» PROVIDED ENTRIES
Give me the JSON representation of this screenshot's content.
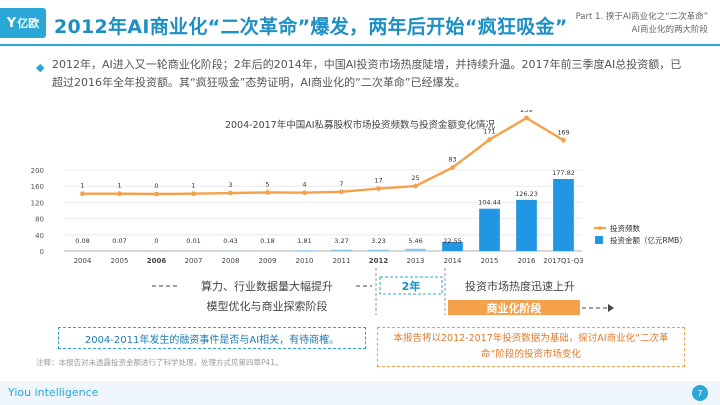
{
  "header": {
    "logo_text": "亿欧",
    "title": "2012年AI商业化“二次革命”爆发，两年后开始“疯狂吸金”",
    "part_line1": "Part 1. 揆于AI商业化之“二次革命”",
    "part_line2": "AI商业化的两大阶段"
  },
  "intro": "2012年，AI进入又一轮商业化阶段；2年后的2014年，中国AI投资市场热度陡增，并持续升温。2017年前三季度AI总投资额，已超过2016年全年投资额。其“疯狂吸金”态势证明，AI商业化的“二次革命”已经爆发。",
  "colors": {
    "accent": "#2aa7d6",
    "orange": "#f5a04a",
    "bar": "#2196e3",
    "bar_light": "#8cc8ee"
  },
  "chart_data": {
    "type": "bar+line",
    "title": "2004-2017年中国AI私募股权市场投资频数与投资金额变化情况",
    "categories": [
      "2004",
      "2005",
      "2006",
      "2007",
      "2008",
      "2009",
      "2010",
      "2011",
      "2012",
      "2013",
      "2014",
      "2015",
      "2016",
      "2017Q1-Q3"
    ],
    "bold_categories": [
      "2006",
      "2012"
    ],
    "ylim": [
      0,
      200
    ],
    "yticks": [
      0,
      40,
      80,
      120,
      160,
      200
    ],
    "series": [
      {
        "name": "投资频数",
        "type": "line",
        "values": [
          1,
          1,
          0,
          1,
          3,
          5,
          4,
          7,
          17,
          25,
          83,
          171,
          239,
          169
        ]
      },
      {
        "name": "投资金额（亿元RMB）",
        "type": "bar",
        "values": [
          0.08,
          0.07,
          0,
          0.01,
          0.43,
          0.18,
          1.81,
          3.27,
          3.23,
          5.46,
          22.55,
          104.44,
          126.23,
          177.82
        ]
      }
    ],
    "legend_position": "right"
  },
  "phases": {
    "left_top": "算力、行业数据量大幅提升",
    "left_bottom": "模型优化与商业探索阶段",
    "mid": "2年",
    "right_top": "投资市场热度迅速上升",
    "right_bottom": "商业化阶段"
  },
  "notes": {
    "left": "2004-2011年发生的融资事件是否与AI相关，有待商榷。",
    "right": "本报告将以2012-2017年投资数据为基础，探讨AI商业化“二次革命”阶段的投资市场变化",
    "source": "注释：本报告对未透露投资金额进行了科学处理，处理方式见第四章P41。"
  },
  "footer": {
    "brand": "Yiou intelligence",
    "page": "7"
  }
}
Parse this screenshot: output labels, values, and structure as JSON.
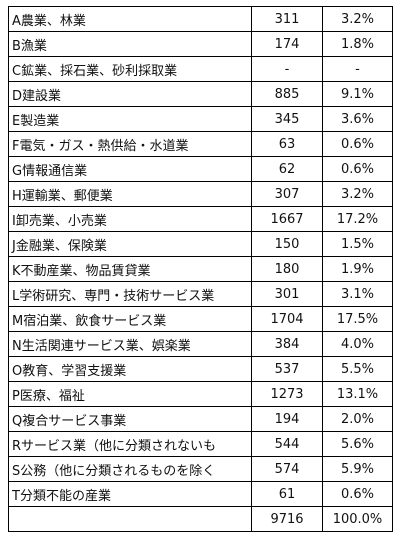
{
  "table": {
    "rows": [
      [
        "A農業、林業",
        "311",
        "3.2%"
      ],
      [
        "B漁業",
        "174",
        "1.8%"
      ],
      [
        "C鉱業、採石業、砂利採取業",
        "-",
        "-"
      ],
      [
        "D建設業",
        "885",
        "9.1%"
      ],
      [
        "E製造業",
        "345",
        "3.6%"
      ],
      [
        "F電気・ガス・熱供給・水道業",
        "63",
        "0.6%"
      ],
      [
        "G情報通信業",
        "62",
        "0.6%"
      ],
      [
        "H運輸業、郵便業",
        "307",
        "3.2%"
      ],
      [
        "I卸売業、小売業",
        "1667",
        "17.2%"
      ],
      [
        "J金融業、保険業",
        "150",
        "1.5%"
      ],
      [
        "K不動産業、物品賃貸業",
        "180",
        "1.9%"
      ],
      [
        "L学術研究、専門・技術サービス業",
        "301",
        "3.1%"
      ],
      [
        "M宿泊業、飲食サービス業",
        "1704",
        "17.5%"
      ],
      [
        "N生活関連サービス業、娯楽業",
        "384",
        "4.0%"
      ],
      [
        "O教育、学習支援業",
        "537",
        "5.5%"
      ],
      [
        "P医療、福祉",
        "1273",
        "13.1%"
      ],
      [
        "Q複合サービス事業",
        "194",
        "2.0%"
      ],
      [
        "Rサービス業（他に分類されないも",
        "544",
        "5.6%"
      ],
      [
        "S公務（他に分類されるものを除く",
        "574",
        "5.9%"
      ],
      [
        "T分類不能の産業",
        "61",
        "0.6%"
      ]
    ],
    "total": {
      "count": "9716",
      "share": "100.0%"
    }
  }
}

» SHORT PROBLEM
Transcribe the records word for word and include no pictures.

» ANSWER FOR THIS EXERCISE
Give me the JSON representation of this screenshot's content.
{
  "header": {
    "logo_text": "亿欧",
    "title": "2012年AI商业化“二次革命”爆发，两年后开始“疯狂吸金”",
    "part_line1": "Part 1. 揆于AI商业化之“二次革命”",
    "part_line2": "AI商业化的两大阶段"
  },
  "intro": "2012年，AI进入又一轮商业化阶段；2年后的2014年，中国AI投资市场热度陡增，并持续升温。2017年前三季度AI总投资额，已超过2016年全年投资额。其“疯狂吸金”态势证明，AI商业化的“二次革命”已经爆发。",
  "colors": {
    "accent": "#2aa7d6",
    "orange": "#f5a04a",
    "bar": "#2196e3",
    "bar_light": "#8cc8ee"
  },
  "chart_data": {
    "type": "bar+line",
    "title": "2004-2017年中国AI私募股权市场投资频数与投资金额变化情况",
    "categories": [
      "2004",
      "2005",
      "2006",
      "2007",
      "2008",
      "2009",
      "2010",
      "2011",
      "2012",
      "2013",
      "2014",
      "2015",
      "2016",
      "2017Q1-Q3"
    ],
    "bold_categories": [
      "2006",
      "2012"
    ],
    "ylim": [
      0,
      200
    ],
    "yticks": [
      0,
      40,
      80,
      120,
      160,
      200
    ],
    "series": [
      {
        "name": "投资频数",
        "type": "line",
        "values": [
          1,
          1,
          0,
          1,
          3,
          5,
          4,
          7,
          17,
          25,
          83,
          171,
          239,
          169
        ]
      },
      {
        "name": "投资金额（亿元RMB）",
        "type": "bar",
        "values": [
          0.08,
          0.07,
          0,
          0.01,
          0.43,
          0.18,
          1.81,
          3.27,
          3.23,
          5.46,
          22.55,
          104.44,
          126.23,
          177.82
        ]
      }
    ],
    "legend_position": "right"
  },
  "phases": {
    "left_top": "算力、行业数据量大幅提升",
    "left_bottom": "模型优化与商业探索阶段",
    "mid": "2年",
    "right_top": "投资市场热度迅速上升",
    "right_bottom": "商业化阶段"
  },
  "notes": {
    "left": "2004-2011年发生的融资事件是否与AI相关，有待商榷。",
    "right": "本报告将以2012-2017年投资数据为基础，探讨AI商业化“二次革命”阶段的投资市场变化",
    "source": "注释：本报告对未透露投资金额进行了科学处理，处理方式见第四章P41。"
  },
  "footer": {
    "brand": "Yiou intelligence",
    "page": "7"
  }
}
Parse this screenshot: output labels, values, and structure as JSON.
{
  "table": {
    "rows": [
      [
        "A農業、林業",
        "311",
        "3.2%"
      ],
      [
        "B漁業",
        "174",
        "1.8%"
      ],
      [
        "C鉱業、採石業、砂利採取業",
        "-",
        "-"
      ],
      [
        "D建設業",
        "885",
        "9.1%"
      ],
      [
        "E製造業",
        "345",
        "3.6%"
      ],
      [
        "F電気・ガス・熱供給・水道業",
        "63",
        "0.6%"
      ],
      [
        "G情報通信業",
        "62",
        "0.6%"
      ],
      [
        "H運輸業、郵便業",
        "307",
        "3.2%"
      ],
      [
        "I卸売業、小売業",
        "1667",
        "17.2%"
      ],
      [
        "J金融業、保険業",
        "150",
        "1.5%"
      ],
      [
        "K不動産業、物品賃貸業",
        "180",
        "1.9%"
      ],
      [
        "L学術研究、専門・技術サービス業",
        "301",
        "3.1%"
      ],
      [
        "M宿泊業、飲食サービス業",
        "1704",
        "17.5%"
      ],
      [
        "N生活関連サービス業、娯楽業",
        "384",
        "4.0%"
      ],
      [
        "O教育、学習支援業",
        "537",
        "5.5%"
      ],
      [
        "P医療、福祉",
        "1273",
        "13.1%"
      ],
      [
        "Q複合サービス事業",
        "194",
        "2.0%"
      ],
      [
        "Rサービス業（他に分類されないも",
        "544",
        "5.6%"
      ],
      [
        "S公務（他に分類されるものを除く",
        "574",
        "5.9%"
      ],
      [
        "T分類不能の産業",
        "61",
        "0.6%"
      ]
    ],
    "total": {
      "count": "9716",
      "share": "100.0%"
    }
  }
}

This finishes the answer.